■ TO DO:
From the entries below, copy every line where the string "with" appears.
——
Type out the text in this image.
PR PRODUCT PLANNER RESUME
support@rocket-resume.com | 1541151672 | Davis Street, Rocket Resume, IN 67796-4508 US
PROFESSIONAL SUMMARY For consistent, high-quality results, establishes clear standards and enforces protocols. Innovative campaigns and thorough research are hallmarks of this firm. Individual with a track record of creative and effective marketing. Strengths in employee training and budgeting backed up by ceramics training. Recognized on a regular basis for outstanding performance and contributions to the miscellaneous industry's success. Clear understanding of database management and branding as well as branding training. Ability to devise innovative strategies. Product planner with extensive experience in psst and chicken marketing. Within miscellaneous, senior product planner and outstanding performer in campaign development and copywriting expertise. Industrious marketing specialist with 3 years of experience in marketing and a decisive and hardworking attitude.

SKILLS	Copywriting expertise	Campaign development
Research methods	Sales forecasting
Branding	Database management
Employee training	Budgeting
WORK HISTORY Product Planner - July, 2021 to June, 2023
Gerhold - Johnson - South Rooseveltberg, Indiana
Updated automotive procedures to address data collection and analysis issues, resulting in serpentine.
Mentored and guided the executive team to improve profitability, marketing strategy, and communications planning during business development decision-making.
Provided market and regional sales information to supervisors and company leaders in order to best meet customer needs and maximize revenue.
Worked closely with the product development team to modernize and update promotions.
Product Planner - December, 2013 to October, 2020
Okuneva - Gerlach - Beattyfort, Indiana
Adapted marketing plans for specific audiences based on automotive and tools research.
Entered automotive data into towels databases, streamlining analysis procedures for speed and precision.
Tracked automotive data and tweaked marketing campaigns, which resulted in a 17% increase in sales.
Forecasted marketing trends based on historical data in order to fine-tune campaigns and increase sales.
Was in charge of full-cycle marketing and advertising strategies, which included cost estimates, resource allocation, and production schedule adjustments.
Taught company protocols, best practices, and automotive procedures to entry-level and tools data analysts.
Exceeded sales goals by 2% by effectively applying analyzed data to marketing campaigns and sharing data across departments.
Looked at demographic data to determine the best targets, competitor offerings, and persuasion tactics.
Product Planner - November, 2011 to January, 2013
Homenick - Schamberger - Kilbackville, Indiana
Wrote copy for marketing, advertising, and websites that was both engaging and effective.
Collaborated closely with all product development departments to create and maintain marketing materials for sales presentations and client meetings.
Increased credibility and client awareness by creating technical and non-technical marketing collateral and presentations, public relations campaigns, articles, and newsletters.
——
■ OUTPUT FOR THIS TASK:
PROFESSIONAL SUMMARY For consistent, high-quality results, establishes clear standards and enforces protocols. Innovative campaigns and thorough research are hallmarks of this firm. Individual with a track record of creative and effective marketing. Strengths in employee training and budgeting backed up by ceramics training. Recognized on a regular basis for outstanding performance and contributions to the miscellaneous industry's success. Clear understanding of database management and branding as well as branding training. Ability to devise innovative strategies. Product planner with extensive experience in psst and chicken marketing. Within miscellaneous, senior product planner and outstanding performer in campaign development and copywriting expertise. Industrious marketing specialist with 3 years of experience in marketing and a decisive and hardworking attitude.
Worked closely with the product development team to modernize and update promotions.
Collaborated closely with all product development departments to create and maintain marketing materials for sales presentations and client meetings.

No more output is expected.